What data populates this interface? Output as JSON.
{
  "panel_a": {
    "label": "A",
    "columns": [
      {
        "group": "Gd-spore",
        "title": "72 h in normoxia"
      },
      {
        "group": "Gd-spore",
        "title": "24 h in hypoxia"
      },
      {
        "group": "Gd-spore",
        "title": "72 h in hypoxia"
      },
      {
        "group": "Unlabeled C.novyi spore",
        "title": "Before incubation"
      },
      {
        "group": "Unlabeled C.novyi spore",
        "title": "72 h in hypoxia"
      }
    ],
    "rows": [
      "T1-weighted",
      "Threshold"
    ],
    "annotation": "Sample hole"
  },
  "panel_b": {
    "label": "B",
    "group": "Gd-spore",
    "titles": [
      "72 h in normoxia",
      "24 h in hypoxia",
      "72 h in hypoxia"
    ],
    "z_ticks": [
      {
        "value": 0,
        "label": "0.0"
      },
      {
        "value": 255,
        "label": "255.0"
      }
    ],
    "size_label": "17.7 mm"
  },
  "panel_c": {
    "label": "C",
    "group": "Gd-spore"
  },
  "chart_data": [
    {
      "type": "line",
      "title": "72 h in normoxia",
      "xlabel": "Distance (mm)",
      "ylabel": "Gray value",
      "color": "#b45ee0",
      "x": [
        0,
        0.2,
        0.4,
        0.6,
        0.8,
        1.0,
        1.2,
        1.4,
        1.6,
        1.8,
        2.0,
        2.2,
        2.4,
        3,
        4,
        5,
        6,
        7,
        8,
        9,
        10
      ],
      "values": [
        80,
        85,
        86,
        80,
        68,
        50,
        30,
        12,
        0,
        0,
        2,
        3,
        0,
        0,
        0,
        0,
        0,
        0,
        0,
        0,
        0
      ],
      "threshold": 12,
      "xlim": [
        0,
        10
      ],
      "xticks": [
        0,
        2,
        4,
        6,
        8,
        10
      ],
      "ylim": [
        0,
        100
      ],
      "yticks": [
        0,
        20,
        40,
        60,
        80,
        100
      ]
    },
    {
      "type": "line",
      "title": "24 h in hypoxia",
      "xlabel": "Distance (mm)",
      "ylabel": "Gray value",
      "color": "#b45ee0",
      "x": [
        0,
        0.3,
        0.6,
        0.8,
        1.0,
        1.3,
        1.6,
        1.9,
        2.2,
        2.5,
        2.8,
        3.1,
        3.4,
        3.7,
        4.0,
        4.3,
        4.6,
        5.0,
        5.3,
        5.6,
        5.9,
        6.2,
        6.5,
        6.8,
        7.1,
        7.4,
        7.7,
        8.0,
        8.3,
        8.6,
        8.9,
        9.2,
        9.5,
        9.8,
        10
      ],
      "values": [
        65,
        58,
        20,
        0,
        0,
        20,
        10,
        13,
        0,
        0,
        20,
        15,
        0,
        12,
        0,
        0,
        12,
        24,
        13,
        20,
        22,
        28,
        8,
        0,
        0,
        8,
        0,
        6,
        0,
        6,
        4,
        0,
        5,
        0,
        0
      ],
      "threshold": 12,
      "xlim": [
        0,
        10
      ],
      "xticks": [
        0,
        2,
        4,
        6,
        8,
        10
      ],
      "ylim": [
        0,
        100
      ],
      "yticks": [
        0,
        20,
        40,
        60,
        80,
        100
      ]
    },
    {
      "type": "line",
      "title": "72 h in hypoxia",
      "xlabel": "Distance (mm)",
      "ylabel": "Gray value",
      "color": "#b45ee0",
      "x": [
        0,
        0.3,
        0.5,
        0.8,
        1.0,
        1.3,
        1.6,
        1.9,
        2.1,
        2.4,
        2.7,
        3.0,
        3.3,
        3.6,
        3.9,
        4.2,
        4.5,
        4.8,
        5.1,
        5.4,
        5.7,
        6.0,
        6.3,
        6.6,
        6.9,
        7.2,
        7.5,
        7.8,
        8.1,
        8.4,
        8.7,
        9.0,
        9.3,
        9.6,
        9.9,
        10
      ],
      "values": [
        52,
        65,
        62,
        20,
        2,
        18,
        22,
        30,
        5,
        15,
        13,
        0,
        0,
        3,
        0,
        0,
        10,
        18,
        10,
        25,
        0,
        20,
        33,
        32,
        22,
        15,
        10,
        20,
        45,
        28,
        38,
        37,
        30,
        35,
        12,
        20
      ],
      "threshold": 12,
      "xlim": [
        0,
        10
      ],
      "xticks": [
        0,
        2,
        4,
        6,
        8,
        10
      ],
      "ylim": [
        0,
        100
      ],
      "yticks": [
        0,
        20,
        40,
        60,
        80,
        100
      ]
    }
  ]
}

• • • •

• [Brief]: Take every line from the records above that has the word "hypoxia" and copy it.

• [Solution for this task]:
        "title": "24 h in hypoxia"
        "title": "72 h in hypoxia"
        "title": "72 h in hypoxia"
      "24 h in hypoxia",
      "72 h in hypoxia"
      "title": "24 h in hypoxia",
      "title": "72 h in hypoxia",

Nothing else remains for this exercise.